[Records about charts and figures]

______

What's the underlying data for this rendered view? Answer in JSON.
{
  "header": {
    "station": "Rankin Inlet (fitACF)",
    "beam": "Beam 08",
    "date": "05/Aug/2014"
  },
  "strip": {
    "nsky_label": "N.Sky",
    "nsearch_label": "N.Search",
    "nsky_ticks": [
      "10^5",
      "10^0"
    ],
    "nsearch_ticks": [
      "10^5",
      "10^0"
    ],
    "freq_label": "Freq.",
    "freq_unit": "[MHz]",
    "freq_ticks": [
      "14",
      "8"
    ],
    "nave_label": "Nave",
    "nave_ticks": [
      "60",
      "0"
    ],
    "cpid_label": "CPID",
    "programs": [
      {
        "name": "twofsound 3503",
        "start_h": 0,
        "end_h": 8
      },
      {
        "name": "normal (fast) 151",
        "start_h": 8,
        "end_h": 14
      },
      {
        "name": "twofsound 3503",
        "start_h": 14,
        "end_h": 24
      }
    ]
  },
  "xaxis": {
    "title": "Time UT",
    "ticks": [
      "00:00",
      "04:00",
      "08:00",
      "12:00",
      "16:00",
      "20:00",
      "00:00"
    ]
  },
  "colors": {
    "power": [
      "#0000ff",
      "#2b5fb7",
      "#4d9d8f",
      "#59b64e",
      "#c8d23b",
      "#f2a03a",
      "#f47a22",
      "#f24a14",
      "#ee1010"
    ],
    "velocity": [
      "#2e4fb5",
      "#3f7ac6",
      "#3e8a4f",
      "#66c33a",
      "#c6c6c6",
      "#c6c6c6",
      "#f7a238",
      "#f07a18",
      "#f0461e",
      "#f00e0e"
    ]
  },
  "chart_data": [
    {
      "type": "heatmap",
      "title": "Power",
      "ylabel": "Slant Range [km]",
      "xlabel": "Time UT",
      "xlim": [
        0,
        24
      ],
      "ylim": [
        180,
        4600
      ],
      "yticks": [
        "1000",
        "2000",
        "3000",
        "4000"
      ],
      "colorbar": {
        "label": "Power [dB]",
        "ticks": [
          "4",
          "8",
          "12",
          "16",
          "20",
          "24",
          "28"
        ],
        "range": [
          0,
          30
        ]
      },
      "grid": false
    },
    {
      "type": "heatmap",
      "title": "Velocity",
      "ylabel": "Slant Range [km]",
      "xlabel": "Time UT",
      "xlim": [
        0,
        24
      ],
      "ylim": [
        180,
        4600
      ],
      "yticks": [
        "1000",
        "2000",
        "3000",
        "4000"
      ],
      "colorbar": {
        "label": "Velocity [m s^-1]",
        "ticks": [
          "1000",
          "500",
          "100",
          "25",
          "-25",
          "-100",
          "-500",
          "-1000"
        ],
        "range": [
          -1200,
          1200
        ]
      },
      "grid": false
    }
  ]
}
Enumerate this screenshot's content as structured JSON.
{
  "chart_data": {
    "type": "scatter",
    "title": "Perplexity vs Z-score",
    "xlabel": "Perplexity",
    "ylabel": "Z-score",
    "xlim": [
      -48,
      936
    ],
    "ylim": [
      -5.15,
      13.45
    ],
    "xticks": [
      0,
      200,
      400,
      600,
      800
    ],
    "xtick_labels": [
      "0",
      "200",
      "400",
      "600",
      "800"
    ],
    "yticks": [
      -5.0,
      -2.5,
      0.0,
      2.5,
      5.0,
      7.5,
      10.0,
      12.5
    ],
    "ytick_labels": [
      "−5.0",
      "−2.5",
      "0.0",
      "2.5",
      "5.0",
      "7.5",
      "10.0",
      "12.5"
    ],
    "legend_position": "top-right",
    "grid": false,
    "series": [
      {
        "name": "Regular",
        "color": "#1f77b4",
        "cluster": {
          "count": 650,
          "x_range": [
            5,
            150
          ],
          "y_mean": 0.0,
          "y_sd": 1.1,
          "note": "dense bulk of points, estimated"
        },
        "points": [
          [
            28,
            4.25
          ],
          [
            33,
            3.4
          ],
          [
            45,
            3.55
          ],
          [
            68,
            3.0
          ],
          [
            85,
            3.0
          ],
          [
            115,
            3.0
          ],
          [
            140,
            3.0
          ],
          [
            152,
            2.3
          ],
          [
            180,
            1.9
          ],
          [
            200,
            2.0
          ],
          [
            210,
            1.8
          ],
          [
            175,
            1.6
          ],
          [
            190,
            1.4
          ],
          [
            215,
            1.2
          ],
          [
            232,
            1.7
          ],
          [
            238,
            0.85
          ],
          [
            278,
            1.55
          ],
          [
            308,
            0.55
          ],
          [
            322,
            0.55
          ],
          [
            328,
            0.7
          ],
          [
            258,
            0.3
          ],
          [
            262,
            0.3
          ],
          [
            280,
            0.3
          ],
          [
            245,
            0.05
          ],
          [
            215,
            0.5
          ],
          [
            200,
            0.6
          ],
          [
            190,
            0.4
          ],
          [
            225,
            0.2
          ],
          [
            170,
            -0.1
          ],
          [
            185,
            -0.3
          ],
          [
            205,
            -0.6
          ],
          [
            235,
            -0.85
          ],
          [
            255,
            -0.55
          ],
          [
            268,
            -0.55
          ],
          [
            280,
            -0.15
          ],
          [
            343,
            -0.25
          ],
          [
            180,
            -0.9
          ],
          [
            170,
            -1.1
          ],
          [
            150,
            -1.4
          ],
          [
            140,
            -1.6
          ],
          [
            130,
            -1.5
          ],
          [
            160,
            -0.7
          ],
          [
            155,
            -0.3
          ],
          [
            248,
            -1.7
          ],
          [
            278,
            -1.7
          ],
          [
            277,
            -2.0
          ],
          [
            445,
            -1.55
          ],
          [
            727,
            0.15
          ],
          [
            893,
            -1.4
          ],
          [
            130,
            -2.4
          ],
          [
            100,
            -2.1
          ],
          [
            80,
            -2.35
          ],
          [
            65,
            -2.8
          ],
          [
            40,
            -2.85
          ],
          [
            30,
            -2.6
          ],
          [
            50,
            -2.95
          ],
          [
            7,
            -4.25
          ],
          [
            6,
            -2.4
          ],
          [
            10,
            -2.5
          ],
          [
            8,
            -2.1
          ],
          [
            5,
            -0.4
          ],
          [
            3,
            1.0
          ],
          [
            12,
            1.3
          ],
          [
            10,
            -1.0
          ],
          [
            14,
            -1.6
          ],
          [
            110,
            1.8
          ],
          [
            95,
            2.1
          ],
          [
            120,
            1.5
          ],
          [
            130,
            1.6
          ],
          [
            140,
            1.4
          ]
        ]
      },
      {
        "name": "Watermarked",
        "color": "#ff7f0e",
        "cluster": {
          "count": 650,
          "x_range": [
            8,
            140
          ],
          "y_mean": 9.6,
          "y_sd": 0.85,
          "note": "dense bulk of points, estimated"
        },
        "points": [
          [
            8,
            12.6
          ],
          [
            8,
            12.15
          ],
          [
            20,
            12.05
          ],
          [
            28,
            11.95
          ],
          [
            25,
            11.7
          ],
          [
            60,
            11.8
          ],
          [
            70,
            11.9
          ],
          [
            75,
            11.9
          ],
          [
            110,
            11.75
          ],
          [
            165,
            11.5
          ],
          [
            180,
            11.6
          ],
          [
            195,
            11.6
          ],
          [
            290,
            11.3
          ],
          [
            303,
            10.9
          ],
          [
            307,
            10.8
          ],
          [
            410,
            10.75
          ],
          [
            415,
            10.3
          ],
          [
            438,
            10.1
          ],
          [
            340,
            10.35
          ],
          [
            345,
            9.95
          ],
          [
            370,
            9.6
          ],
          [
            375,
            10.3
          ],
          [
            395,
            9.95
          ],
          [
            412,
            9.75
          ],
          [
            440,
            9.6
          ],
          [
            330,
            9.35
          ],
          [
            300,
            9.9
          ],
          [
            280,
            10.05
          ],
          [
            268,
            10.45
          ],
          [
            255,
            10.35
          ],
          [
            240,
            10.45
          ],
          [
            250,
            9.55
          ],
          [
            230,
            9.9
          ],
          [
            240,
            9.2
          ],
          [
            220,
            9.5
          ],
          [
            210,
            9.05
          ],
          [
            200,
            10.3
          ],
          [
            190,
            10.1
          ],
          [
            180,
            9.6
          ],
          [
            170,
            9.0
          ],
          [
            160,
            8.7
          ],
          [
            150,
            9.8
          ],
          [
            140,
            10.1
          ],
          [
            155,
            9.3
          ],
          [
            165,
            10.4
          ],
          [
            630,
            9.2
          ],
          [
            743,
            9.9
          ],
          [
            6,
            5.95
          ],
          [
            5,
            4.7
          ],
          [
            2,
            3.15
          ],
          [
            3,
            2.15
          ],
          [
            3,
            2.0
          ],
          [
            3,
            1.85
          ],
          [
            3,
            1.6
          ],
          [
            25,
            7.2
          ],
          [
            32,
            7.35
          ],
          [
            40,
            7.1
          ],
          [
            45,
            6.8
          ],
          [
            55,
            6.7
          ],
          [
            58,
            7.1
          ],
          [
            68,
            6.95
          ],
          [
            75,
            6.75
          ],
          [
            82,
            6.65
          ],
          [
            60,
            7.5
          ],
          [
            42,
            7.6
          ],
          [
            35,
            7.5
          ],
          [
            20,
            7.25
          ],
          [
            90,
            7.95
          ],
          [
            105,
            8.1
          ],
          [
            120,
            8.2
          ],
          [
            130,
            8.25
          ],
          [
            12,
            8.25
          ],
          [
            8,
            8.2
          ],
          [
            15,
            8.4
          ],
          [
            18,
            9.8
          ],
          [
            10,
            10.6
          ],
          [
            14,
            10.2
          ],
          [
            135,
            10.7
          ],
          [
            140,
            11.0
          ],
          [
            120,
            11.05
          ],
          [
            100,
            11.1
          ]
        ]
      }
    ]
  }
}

______

→ **DIRECTIONS**
Copy every line in the records above that contains the word "this".

→ **THE ANSWER**
What's the underlying data for this rendered view? Answer in JSON.
Enumerate this screenshot's content as structured JSON.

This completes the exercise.